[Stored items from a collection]
○ ○ ○ ○ ○
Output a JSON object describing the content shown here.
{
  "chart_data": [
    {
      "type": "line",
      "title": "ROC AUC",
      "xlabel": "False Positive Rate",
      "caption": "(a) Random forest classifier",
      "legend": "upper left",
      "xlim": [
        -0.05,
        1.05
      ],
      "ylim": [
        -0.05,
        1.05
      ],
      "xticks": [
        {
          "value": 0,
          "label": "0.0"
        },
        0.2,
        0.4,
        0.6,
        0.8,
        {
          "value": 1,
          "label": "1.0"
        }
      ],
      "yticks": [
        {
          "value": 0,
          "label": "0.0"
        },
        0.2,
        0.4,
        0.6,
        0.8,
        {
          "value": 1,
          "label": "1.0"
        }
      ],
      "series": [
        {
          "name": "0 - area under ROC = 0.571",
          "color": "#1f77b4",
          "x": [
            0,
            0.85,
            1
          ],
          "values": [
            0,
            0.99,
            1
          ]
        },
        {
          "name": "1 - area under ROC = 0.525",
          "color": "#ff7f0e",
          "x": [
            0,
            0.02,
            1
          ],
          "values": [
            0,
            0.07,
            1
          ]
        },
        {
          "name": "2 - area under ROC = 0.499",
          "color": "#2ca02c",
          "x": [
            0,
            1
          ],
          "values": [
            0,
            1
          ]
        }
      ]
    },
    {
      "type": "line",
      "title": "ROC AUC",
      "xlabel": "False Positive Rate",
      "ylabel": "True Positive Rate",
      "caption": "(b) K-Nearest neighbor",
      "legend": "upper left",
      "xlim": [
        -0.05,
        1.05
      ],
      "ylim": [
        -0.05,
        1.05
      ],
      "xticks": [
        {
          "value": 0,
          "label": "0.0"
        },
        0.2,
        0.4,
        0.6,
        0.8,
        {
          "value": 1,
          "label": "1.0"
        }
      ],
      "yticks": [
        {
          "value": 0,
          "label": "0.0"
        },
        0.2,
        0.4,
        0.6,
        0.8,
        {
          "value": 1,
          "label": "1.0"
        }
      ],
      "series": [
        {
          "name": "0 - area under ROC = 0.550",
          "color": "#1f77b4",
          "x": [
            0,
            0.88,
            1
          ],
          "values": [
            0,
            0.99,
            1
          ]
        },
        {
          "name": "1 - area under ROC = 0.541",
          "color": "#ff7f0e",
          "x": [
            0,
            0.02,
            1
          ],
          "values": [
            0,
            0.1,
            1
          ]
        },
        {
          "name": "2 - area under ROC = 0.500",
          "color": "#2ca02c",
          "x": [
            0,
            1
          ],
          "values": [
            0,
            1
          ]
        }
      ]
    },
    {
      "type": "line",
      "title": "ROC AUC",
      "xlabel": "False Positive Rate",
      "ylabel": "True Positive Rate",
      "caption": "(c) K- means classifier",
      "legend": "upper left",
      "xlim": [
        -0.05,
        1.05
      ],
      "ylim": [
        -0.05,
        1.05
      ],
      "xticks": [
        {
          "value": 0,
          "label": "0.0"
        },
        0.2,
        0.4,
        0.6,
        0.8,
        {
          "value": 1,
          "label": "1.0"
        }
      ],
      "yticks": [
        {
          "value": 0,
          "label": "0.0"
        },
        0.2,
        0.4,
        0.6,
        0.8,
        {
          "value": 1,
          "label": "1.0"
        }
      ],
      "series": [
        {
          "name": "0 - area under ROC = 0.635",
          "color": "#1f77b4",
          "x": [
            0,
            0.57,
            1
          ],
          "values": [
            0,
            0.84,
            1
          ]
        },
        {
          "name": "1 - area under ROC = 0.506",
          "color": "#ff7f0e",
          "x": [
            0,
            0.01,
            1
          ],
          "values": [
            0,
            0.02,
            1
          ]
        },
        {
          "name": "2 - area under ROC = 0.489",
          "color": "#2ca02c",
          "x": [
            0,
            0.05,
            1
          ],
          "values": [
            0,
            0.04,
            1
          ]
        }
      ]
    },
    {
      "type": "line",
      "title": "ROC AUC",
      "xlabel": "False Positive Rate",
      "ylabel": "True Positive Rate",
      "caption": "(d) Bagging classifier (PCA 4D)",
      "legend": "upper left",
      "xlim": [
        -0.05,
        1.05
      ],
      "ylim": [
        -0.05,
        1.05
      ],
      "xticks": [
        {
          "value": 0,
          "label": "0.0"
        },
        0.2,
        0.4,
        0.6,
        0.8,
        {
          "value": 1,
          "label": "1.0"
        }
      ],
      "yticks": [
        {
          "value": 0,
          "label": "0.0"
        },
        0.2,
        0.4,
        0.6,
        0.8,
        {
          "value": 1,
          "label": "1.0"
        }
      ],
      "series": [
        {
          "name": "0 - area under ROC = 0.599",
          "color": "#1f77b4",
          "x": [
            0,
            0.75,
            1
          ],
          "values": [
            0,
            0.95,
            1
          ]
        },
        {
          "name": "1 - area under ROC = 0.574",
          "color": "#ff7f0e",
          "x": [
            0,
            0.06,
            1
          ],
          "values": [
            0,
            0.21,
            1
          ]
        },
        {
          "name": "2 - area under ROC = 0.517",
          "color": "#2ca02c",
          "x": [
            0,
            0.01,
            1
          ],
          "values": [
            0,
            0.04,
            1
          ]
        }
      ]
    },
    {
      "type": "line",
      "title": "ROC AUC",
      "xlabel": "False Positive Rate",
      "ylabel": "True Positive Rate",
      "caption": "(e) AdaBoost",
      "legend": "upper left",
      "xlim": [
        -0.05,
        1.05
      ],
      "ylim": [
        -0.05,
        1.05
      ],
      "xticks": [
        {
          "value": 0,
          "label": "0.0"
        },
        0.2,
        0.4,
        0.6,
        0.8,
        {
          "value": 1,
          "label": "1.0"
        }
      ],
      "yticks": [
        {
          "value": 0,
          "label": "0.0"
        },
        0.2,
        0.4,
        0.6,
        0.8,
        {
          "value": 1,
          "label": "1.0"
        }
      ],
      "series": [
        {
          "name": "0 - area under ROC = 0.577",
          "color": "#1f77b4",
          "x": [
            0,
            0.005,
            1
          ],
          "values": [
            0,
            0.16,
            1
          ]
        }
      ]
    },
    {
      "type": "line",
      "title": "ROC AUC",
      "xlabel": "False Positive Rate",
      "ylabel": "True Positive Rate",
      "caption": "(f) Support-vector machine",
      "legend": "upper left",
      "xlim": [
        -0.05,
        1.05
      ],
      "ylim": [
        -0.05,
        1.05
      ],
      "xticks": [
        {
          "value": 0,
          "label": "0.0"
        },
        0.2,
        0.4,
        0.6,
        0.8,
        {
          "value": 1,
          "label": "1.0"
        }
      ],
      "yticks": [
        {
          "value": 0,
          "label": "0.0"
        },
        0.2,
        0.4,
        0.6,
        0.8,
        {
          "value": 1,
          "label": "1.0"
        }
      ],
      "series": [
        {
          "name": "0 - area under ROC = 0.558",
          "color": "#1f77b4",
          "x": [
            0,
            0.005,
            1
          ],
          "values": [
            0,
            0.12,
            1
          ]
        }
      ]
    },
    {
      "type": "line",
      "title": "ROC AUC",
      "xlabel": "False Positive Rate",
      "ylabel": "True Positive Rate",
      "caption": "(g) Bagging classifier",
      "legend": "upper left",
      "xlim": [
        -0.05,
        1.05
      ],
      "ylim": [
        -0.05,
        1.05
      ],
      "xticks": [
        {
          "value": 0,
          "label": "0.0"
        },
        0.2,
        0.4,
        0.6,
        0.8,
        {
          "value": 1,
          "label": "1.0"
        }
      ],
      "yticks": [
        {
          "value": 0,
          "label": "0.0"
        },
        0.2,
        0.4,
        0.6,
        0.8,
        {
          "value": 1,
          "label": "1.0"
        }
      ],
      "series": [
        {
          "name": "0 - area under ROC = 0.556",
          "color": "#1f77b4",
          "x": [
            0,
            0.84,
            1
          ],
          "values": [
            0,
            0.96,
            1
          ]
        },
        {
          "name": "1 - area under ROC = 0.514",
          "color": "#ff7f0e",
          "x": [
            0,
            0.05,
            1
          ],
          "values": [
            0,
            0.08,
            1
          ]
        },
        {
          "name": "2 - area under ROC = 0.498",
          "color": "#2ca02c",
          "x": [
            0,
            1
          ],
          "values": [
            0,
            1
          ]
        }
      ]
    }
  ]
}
○ ○ ○ ○ ○
● Description of the task
In the material above, find each line that contains the word "Bagging", and select it.

● Solution below
      "caption": "(d) Bagging classifier (PCA 4D)",
      "caption": "(g) Bagging classifier",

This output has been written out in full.